===== INPUT MATERIAL

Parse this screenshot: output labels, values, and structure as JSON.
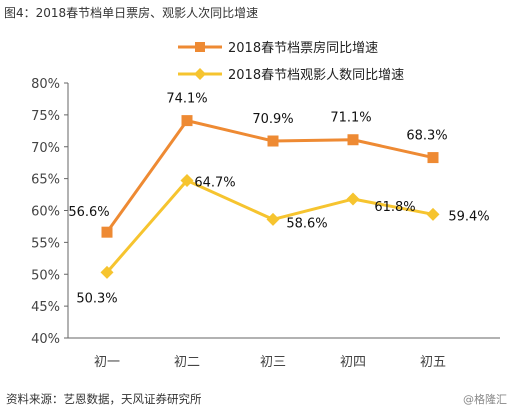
{
  "title": "图4：2018春节档单日票房、观影人次同比增速",
  "source": "资料来源：艺恩数据，天风证券研究所",
  "watermark": "@格隆汇",
  "chart_data": {
    "type": "line",
    "categories": [
      "初一",
      "初二",
      "初三",
      "初四",
      "初五"
    ],
    "yticks": [
      "40%",
      "45%",
      "50%",
      "55%",
      "60%",
      "65%",
      "70%",
      "75%",
      "80%"
    ],
    "ylim": [
      40,
      80
    ],
    "grid": false,
    "legend_position": "top",
    "series": [
      {
        "name": "2018春节档票房同比增速",
        "values": [
          56.6,
          74.1,
          70.9,
          71.1,
          68.3
        ],
        "labels": [
          "56.6%",
          "74.1%",
          "70.9%",
          "71.1%",
          "68.3%"
        ],
        "color": "#EE8A33",
        "marker": "square"
      },
      {
        "name": "2018春节档观影人数同比增速",
        "values": [
          50.3,
          64.7,
          58.6,
          61.8,
          59.4
        ],
        "labels": [
          "50.3%",
          "64.7%",
          "58.6%",
          "61.8%",
          "59.4%"
        ],
        "color": "#F6C42F",
        "marker": "diamond"
      }
    ]
  }
}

==========

_EXERCISE TASK_:
Find the lines above holding the word "name" and show them.

_RESULT_:
        "name": "2018春节档票房同比增速",
        "name": "2018春节档观影人数同比增速",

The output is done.